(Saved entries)
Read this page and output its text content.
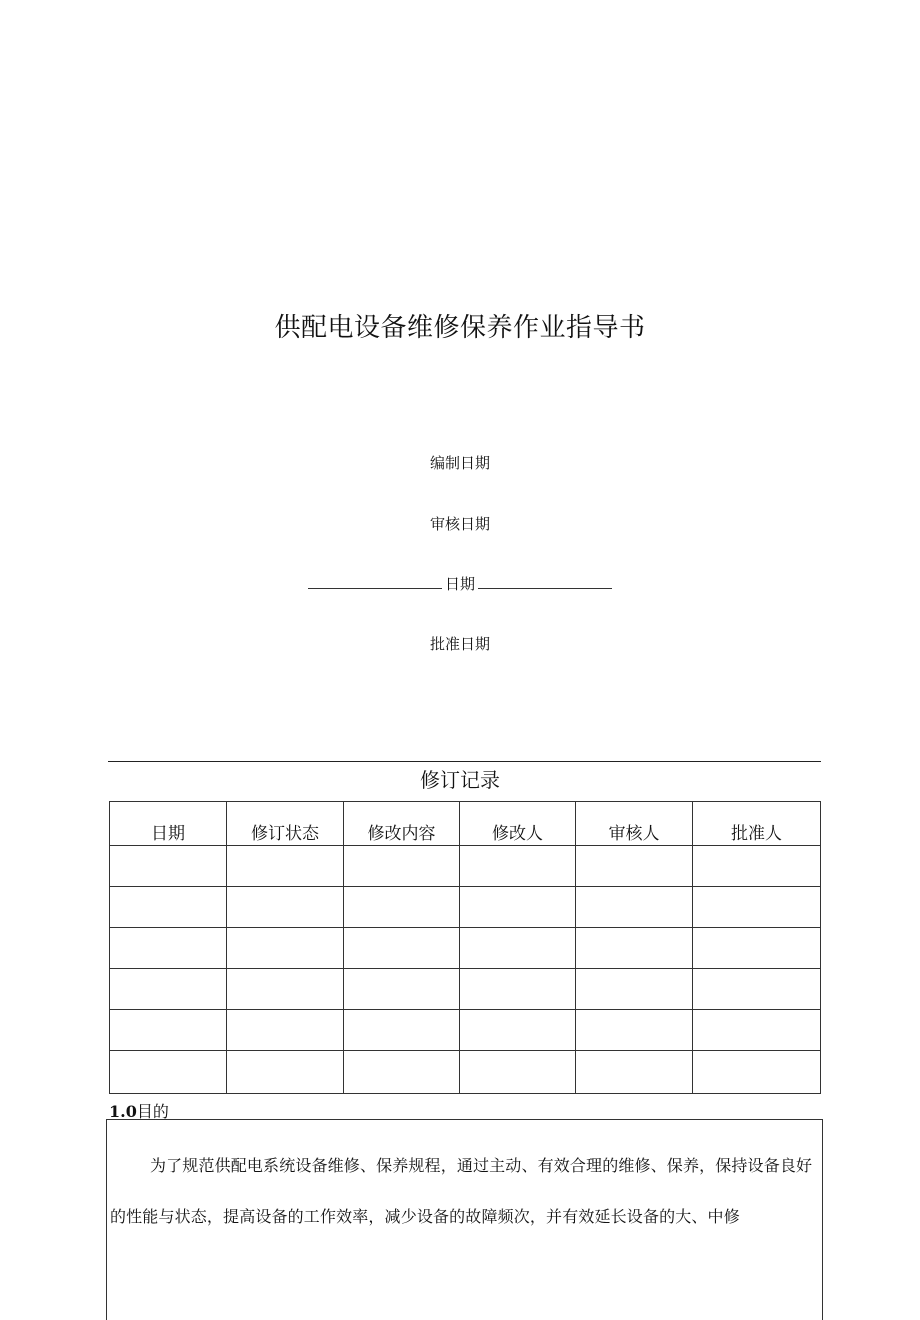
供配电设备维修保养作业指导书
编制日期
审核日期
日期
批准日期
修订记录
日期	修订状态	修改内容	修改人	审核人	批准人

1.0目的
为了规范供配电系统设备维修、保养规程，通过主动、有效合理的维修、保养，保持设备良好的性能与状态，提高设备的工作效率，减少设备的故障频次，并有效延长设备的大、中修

== Brief ==
Copy the records above exactly, leaving out every picture.

== Task solution ==
Read this page and output its text content.
供配电设备维修保养作业指导书
编制日期
审核日期
日期
批准日期
修订记录
日期	修订状态	修改内容	修改人	审核人	批准人

1.0目的
为了规范供配电系统设备维修、保养规程，通过主动、有效合理的维修、保养，保持设备良好的性能与状态，提高设备的工作效率，减少设备的故障频次，并有效延长设备的大、中修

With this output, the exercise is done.